Pick up the forum thread about the dead push mower and the blown Camaro engine at the point where it stops, and keep writing it.

— Begin Excerpted passage —

This is when it got ugly for me. After getting my old push mower up and running great yesterday it decided to be a pita again today and it's a relief to say it is no longer with us. I was going to run to the store real quick and buy a new one but it was already 7:30 and I had been wanting to drive my Camaro for awhile. Going to the store and buying a mower, putting it together and then still having to mow and bag wasn't going to work out. So I hopped on the rider and mulched the clippings up because I didn't think leaving them on top of my already struggling grass until Friday would be a good idea. So I went and picked my Camaro up and ended up blowing the engine up.   < double sad face. Good news is it didn't happen on the way to work tomorrow. Pretty tough day today... I was ready to give up on the yard when I lost the mower. I just don't have enough free time for the amount of work it needs. I was ready to give up on the car too. Not a quitter though so Insert challenge accepted meme.


----------



## Colonel K0rn (Jul 4, 2017)

— End Excerpted passage —
— Begin Information given —

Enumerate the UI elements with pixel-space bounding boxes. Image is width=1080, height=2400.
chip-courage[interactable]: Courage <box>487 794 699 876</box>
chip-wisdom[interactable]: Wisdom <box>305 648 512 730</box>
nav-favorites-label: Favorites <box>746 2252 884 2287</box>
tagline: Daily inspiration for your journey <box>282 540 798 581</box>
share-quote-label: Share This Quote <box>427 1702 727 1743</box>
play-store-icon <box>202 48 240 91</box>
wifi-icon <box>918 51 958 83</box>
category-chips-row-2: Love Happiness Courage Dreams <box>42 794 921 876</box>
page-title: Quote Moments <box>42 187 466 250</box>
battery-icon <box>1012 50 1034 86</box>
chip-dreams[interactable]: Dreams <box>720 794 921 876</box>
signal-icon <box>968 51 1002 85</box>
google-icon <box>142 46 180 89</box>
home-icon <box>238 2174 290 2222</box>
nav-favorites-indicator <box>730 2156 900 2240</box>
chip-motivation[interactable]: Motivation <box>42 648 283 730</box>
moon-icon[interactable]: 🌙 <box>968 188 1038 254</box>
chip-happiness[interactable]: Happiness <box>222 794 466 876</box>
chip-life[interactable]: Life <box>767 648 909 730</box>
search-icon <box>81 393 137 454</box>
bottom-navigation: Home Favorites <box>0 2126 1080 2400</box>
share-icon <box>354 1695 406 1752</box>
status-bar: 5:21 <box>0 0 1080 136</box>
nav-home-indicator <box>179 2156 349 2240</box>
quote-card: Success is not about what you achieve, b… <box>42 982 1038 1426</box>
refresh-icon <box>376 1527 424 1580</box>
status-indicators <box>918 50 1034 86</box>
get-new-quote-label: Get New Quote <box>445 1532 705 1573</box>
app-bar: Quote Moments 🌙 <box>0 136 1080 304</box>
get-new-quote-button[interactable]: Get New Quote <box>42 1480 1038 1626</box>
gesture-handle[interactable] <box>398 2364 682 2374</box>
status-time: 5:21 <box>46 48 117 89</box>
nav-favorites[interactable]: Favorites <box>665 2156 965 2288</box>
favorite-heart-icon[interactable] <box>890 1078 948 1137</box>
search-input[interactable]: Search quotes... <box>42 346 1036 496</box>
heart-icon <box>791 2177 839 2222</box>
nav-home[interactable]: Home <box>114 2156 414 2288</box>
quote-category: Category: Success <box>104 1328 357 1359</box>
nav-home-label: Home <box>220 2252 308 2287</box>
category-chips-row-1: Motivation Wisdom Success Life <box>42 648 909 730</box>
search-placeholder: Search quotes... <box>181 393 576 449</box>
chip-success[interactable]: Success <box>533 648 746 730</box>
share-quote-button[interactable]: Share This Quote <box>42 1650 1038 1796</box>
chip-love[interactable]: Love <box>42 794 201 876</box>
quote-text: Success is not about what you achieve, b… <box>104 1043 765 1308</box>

— End Information given —

* [Written response]:
Yeah, man, you need to rent a Power Rake from Home Depot, HERC Rentals, Sunbelt Rentals, somewhere for the weekend. It'll be much more effective and less tiring than doing it manually, and you'll get much better results. Get that thatch out of there, throw down some synthetic N, and you'll be in much better shape in a week.


----------



## Sbcgenii (May 13, 2018)

I would like to do that. I just haven't had enough time all at once to do it. Just an hour here and there.


----------



## Sbcgenii (May 13, 2018)

Well since my mower died Wednesday I was at Lowe's today seeing what they had for push mowers. Ended up getting a Kobalt 80v battery powered mower. They were out of new ones but had 1 push and 1 self propelled mowers that were returned with a $50 discount. I figured It probably wasn't going to work that great and would be returning it anyways so might as well take a newsed one. This thing rocks though no plans on taking it back. They also have trimmers, blowers, and chain saws that use the same battery's. If this mower holds up like I hope I might get the other tools too. It is just so much better in every way than my last mower.

While I was at Lowe's I looked for a thatch rake and was surprised by how many more tools they had at this store vs the last one I went too. Even had a thatch rake for me! Used it as soon as I got home and it's awesome had to force myself to stop using it so I could test the new mower out. 
This I did today with the new mower.


----------



## Sbcgenii (May 13, 2018)

Hopefully I can finish mowing tomorrow and get some dethatching done.


----------



## Sbcgenii (May 13, 2018)

Cut this with my new kobalt 80v.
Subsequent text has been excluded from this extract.